What you need to do: Copy each line holding the string "local".

Figure record listings:
========================================================================
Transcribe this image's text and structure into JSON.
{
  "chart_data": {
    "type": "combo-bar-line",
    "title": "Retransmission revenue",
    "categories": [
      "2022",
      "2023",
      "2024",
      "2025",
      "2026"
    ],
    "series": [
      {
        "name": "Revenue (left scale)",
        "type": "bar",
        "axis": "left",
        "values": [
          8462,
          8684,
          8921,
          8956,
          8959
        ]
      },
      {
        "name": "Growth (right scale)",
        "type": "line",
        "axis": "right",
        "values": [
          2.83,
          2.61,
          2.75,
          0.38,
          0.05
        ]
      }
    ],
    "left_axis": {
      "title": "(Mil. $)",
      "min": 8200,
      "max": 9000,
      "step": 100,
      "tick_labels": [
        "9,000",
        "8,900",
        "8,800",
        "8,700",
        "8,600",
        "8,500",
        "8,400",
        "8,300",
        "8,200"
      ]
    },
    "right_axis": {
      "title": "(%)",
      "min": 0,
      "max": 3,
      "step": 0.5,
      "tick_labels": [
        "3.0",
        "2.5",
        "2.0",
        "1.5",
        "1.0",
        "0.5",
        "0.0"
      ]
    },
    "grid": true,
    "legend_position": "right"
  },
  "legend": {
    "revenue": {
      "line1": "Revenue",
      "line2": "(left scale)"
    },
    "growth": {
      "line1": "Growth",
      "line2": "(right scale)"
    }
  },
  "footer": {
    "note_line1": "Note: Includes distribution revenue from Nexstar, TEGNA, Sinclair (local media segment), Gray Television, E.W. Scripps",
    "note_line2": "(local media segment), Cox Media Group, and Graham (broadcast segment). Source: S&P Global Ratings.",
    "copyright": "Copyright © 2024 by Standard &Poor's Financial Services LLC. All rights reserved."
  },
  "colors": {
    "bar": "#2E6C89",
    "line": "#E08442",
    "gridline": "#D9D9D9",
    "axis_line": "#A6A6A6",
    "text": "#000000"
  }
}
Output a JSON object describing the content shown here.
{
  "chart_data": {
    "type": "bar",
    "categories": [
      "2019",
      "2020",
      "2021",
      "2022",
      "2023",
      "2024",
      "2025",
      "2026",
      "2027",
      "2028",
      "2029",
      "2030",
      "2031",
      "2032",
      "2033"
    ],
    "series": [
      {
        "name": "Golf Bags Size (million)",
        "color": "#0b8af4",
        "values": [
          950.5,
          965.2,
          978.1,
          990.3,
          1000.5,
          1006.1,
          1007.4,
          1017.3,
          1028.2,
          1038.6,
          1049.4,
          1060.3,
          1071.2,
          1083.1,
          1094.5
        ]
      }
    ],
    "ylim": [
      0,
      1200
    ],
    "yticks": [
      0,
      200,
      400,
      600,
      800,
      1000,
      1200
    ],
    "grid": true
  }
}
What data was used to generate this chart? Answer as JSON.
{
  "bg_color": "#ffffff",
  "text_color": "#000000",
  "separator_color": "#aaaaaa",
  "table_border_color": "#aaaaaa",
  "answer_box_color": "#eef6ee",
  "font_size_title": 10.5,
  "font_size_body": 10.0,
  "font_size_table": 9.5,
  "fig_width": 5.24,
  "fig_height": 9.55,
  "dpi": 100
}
========================================================================
Answer:
    "note_line1": "Note: Includes distribution revenue from Nexstar, TEGNA, Sinclair (local media segment), Gray Television, E.W. Scripps",
    "note_line2": "(local media segment), Cox Media Group, and Graham (broadcast segment). Source: S&P Global Ratings.",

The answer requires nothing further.